(Stored dataset items)
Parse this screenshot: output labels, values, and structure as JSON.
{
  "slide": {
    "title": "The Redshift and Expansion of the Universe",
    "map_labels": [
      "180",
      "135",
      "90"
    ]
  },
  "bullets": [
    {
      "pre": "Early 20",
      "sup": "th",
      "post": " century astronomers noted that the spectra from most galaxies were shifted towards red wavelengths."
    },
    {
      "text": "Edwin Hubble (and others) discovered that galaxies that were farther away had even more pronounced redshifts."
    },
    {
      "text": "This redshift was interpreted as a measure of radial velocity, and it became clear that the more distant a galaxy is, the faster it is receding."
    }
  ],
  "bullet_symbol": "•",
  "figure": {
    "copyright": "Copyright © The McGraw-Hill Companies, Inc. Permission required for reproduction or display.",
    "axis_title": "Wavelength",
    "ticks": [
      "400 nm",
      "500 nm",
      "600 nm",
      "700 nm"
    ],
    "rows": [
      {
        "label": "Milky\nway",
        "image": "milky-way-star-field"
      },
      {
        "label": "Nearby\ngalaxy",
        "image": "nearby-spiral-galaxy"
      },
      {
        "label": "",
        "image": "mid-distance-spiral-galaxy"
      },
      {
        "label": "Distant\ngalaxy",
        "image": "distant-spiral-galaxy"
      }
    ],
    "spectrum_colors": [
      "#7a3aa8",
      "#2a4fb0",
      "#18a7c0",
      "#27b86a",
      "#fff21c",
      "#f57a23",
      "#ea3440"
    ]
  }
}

(EXERCISE DIRECTIONS): Write the listing out again, exactly as it reads.

(REPLY):
Parse this screenshot: output labels, values, and structure as JSON.
{
  "slide": {
    "title": "The Redshift and Expansion of the Universe",
    "map_labels": [
      "180",
      "135",
      "90"
    ]
  },
  "bullets": [
    {
      "pre": "Early 20",
      "sup": "th",
      "post": " century astronomers noted that the spectra from most galaxies were shifted towards red wavelengths."
    },
    {
      "text": "Edwin Hubble (and others) discovered that galaxies that were farther away had even more pronounced redshifts."
    },
    {
      "text": "This redshift was interpreted as a measure of radial velocity, and it became clear that the more distant a galaxy is, the faster it is receding."
    }
  ],
  "bullet_symbol": "•",
  "figure": {
    "copyright": "Copyright © The McGraw-Hill Companies, Inc. Permission required for reproduction or display.",
    "axis_title": "Wavelength",
    "ticks": [
      "400 nm",
      "500 nm",
      "600 nm",
      "700 nm"
    ],
    "rows": [
      {
        "label": "Milky\nway",
        "image": "milky-way-star-field"
      },
      {
        "label": "Nearby\ngalaxy",
        "image": "nearby-spiral-galaxy"
      },
      {
        "label": "",
        "image": "mid-distance-spiral-galaxy"
      },
      {
        "label": "Distant\ngalaxy",
        "image": "distant-spiral-galaxy"
      }
    ],
    "spectrum_colors": [
      "#7a3aa8",
      "#2a4fb0",
      "#18a7c0",
      "#27b86a",
      "#fff21c",
      "#f57a23",
      "#ea3440"
    ]
  }
}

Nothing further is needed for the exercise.